= Extract provided =
This article argues that Indian law is conceptually open to olfactory trademarks but procedurally unprepared for them. Drawing on practice in the United States, the European Union, and the United Kingdom, and anchoring the analysis in the TRIPS framework, it maps how the Indian regime might evolve from a visual-centric system to one that can accommodate a scent as a legitimate sign of origin. The central argument is that targeted amendments to the Trade Marks Act, 1999 and the Trade Marks Rules, 2017, mirroring the EU’s shift away from strict graphic representation, are both feasible and necessary.
II. What Is a Smell Mark?
An olfactory or smell mark is a scent used to identify the commercial source of goods or services rather than to improve or constitute the product itself. Just as a red-lacquered sole signals Christian Louboutin, a particular bouquet could, in principle, signal a specific brand of thread, tyres, or retail interiors. The innovation is not the scent; it is the mental link between that scent and a particular producer.
The critical distinction is between a scent that is the product and one that identifies the producer of the product. A perfume’s fragrance cannot be trademarked as a brand signal because the scent is exactly what is being sold. But a floral aroma applied to sewing thread, where no one buys the thread for its smell, can function as a badge of origin. The classic example is Celia Clarke’s “fresh, floral fragrance reminiscent of Plumeria blossoms” applied to embroidery yarn and stitching thread.[2] The scent had nothing to do with the utility of the thread; it was purely a marker, one that consumers came to associate with Clarke’s products alone.[3]
This distinction tracks a broader question in non-traditional trademark law: the law is less concerned with what the sign is and more concerned with what it does. If a smell has acquired distinctiveness and functions as a badge of origin rather than a product feature, it satisfies the doctrinal baseline. The challenge, as the following sections show, is procedural rather than philosophical.
III. The International Legal Landscape
A. United States
The United States was the first jurisdiction to formally recognise a smell mark. The landmark case is In re Clarke, 17 USPQ2d 1238 (TTAB 1990), in which the Trademark Trial and Appeal Board upheld registration of Clarke’s floral scent for sewing thread and embroidery yarn.[4] The USPTO had initially refused the application; the TTAB reversed, holding that a scent could be a valid trademark provided it met the standard requirements of distinctiveness and non-functionality.
The legal foundation lies in the Lanham Act, which defines a trademark as “any word, name, symbol, or device” capable of identifying the source of goods.[5] In Qualitex Co v Jacobson Products Co, 514 US 159 (1995), the Supreme Court confirmed that this formulation is broad enough to include colour, and, by extension, other non-visual signs.[6] But the Lanham Act’s openness is paired with a practical constraint: functionality. A scent cannot be monopolised as a trademark if it serves a functional purpose in the product. A citrus smell on a cleaning product is functional; the cinnamon scent on a tyre, refused in In re Crank (TTAB 2009), was similarly held to be functional.[7] The USPTO’s Trademark Manual of Examining Procedure lists smell marks as registrable in principle,[8] but in practice Clarke’s floral scent remains the most cited example[9], a measure of how rare such registrations still are.[10]
B. European Union
The EU’s path was initially far more restrictive. In Ralf Sieckmann v Deutsches Patent- und Markenamt, Case C‑273/00, the ECJ considered an application for a “methyl cinnamate” scent described as “balsamically fruity with a slight hint of cinnamon,” supported by a chemical formula and a physical sample.[11] The Court held that none of these, alone or in combination, satisfied the graphic representation requirement under Directive 89/104/EEC. A chemical formula was not intelligible to the average examiner; a written description was not sufficiently precise; an odour sample was not durable.[12] The effect was a near-total block on smell-mark registration in Europe for over a decade.

= Objective 1 =
In the article on smell marks, please reproduce the stretch from "This article argues" through "a Smell Mark?", swapping "amendments" for "revisions".
= Objective 2 =
Carry the article on smell marks forward from its last sentence.
These items come from a separate source.

(Element box annotations)
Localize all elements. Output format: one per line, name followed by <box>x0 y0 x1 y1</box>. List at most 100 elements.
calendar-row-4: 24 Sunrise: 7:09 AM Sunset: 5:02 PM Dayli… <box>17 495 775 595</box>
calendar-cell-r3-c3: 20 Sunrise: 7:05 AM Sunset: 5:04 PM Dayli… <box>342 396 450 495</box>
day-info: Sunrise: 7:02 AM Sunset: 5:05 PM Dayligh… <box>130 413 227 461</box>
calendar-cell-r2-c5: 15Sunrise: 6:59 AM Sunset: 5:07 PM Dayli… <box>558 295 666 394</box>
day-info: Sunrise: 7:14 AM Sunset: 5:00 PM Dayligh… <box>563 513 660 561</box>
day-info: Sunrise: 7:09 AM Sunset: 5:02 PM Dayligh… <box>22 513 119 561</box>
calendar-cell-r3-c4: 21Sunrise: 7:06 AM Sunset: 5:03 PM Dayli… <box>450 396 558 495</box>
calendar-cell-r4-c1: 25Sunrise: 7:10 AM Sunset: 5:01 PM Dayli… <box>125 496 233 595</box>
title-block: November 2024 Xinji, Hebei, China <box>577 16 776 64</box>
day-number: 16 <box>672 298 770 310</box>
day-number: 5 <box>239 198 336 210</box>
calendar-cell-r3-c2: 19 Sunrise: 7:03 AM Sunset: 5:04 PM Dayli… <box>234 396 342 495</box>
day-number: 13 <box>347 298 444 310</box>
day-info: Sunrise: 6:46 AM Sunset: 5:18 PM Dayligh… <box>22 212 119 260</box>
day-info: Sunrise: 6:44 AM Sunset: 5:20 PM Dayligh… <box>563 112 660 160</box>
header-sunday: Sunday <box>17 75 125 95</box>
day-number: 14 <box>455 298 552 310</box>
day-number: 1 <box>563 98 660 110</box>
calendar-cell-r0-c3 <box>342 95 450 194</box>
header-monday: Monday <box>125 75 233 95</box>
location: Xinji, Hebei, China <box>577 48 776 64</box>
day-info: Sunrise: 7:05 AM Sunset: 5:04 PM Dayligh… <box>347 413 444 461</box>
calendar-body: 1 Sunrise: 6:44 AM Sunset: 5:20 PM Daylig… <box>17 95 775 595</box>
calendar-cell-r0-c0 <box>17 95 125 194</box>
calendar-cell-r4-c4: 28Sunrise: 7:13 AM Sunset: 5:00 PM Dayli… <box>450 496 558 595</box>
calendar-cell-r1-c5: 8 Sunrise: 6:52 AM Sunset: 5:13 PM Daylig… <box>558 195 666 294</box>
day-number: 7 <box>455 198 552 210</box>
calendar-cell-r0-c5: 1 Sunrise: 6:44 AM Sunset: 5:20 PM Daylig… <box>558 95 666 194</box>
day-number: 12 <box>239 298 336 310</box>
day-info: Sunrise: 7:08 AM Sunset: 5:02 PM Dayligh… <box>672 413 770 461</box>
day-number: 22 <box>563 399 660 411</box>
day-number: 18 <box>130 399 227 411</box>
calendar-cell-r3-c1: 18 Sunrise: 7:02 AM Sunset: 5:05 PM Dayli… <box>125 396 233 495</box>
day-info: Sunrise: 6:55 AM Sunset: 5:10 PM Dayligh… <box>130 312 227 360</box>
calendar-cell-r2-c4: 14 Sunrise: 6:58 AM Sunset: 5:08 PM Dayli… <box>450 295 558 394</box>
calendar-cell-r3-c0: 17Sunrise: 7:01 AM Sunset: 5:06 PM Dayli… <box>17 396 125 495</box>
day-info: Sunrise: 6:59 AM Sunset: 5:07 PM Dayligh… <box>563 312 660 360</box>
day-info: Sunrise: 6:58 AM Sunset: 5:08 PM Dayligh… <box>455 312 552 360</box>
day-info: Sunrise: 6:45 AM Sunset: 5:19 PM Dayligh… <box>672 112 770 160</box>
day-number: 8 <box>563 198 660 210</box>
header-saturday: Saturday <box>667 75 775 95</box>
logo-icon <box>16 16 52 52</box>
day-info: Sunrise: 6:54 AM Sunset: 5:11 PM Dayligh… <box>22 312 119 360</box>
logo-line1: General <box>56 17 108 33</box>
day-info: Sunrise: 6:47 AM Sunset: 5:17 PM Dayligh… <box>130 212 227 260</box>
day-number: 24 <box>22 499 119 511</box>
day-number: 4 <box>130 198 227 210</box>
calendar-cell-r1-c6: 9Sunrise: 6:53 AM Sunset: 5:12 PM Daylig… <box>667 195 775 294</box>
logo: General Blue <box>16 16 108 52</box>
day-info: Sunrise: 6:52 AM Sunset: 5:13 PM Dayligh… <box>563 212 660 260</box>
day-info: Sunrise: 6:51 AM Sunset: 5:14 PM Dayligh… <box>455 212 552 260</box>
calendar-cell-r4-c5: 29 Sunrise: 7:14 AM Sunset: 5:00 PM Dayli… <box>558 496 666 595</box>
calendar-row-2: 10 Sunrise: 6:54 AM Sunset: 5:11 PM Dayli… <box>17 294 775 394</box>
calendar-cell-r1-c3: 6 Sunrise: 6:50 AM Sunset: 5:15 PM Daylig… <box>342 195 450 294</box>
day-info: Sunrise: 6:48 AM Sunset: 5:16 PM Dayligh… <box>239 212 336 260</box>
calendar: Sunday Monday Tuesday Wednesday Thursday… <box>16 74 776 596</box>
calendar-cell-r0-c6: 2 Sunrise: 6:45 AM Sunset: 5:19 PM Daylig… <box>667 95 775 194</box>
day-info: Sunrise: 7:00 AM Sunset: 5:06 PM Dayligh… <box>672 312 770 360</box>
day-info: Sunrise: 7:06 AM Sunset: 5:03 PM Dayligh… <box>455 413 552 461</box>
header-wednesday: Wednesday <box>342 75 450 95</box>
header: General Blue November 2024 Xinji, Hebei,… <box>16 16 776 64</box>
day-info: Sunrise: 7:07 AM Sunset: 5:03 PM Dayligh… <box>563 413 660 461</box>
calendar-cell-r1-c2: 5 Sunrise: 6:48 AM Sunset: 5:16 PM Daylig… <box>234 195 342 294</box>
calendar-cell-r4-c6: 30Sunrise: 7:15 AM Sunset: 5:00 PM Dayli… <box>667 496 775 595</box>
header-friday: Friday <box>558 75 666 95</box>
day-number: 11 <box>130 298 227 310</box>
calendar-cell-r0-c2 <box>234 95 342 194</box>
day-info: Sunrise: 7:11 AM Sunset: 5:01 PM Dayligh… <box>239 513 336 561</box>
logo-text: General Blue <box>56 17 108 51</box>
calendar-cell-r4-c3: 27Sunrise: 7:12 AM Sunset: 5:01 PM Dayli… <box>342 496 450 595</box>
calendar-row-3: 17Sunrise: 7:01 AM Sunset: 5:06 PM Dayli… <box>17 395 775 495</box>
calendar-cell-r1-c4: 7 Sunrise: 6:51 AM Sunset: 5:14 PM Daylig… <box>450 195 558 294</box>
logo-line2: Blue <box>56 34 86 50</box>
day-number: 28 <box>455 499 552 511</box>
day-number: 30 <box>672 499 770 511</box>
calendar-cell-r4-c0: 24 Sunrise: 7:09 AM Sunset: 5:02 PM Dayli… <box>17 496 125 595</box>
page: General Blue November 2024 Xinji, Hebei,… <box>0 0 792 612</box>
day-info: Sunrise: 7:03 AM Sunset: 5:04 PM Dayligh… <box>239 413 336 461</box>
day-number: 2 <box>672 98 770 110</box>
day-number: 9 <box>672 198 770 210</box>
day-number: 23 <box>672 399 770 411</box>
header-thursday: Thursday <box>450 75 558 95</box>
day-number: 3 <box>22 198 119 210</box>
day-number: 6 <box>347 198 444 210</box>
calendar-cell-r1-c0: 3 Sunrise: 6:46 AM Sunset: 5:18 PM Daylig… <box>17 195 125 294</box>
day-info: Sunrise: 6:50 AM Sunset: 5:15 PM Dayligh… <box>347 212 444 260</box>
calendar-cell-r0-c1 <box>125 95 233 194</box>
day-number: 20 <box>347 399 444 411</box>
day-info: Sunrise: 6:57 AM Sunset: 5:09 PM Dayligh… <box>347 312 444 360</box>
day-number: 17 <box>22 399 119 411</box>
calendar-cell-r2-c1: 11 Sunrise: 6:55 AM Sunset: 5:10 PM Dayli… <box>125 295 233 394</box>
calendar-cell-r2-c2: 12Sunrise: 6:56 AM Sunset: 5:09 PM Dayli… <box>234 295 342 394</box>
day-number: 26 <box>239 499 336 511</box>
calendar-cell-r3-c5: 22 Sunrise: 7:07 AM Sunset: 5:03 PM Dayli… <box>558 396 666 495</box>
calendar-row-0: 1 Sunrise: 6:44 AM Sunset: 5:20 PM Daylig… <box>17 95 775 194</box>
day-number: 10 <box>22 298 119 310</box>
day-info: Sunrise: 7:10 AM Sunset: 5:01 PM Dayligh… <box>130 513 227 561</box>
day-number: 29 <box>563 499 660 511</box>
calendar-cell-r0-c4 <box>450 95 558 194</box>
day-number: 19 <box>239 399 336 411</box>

= Output 1 =
This article argues that Indian law is conceptually open to olfactory trademarks but procedurally unprepared for them. Drawing on practice in the United States, the European Union, and the United Kingdom, and anchoring the analysis in the TRIPS framework, it maps how the Indian regime might evolve from a visual-centric system to one that can accommodate a scent as a legitimate sign of origin. The central argument is that targeted revisions to the Trade Marks Act, 1999 and the Trade Marks Rules, 2017, mirroring the EU’s shift away from strict graphic representation, are both feasible and necessary.
II. What Is a Smell Mark?

= Output 2 =
The regime changed with EU Trade Mark Regulation 2017/1001, which replaced the graphic representation requirement with a more practical standard: that a sign be “clear, precise, self-contained, easily accessible, intelligible, durable and objective.” This opened a narrow but real door. An earlier example of what was possible even under the old regime is the OHIM registration of the “smell of fresh-cut grass” for tennis balls by Vennootschap onder Firma Senta Aromatic Marketing.[13] That registration, granted on the basis that the scent was a distinctive, non-functional feature distinguishing the product line, illustrates how a flexible standard, properly applied, can accommodate olfactory marks.[14]
C. United Kingdom
Post-Brexit, the UK follows the spirit of the EU’s “clear and precise” standard under the Trade Marks Act 1994 and the UKIPO’s guidance on non-traditional marks.[15] In practice, however, no smell mark has been successfully registered in the UK. The Office accepts that a written description alone rarely meets the standard, and remains reluctant to rely on physical samples whose permanence and objectivity are difficult to verify.[16] This cautious approach offers a lesson for India: legal flexibility does not automatically translate into registration. If examination practice remains anchored in visual-centric expectations, the door that the law opens will stay functionally shut.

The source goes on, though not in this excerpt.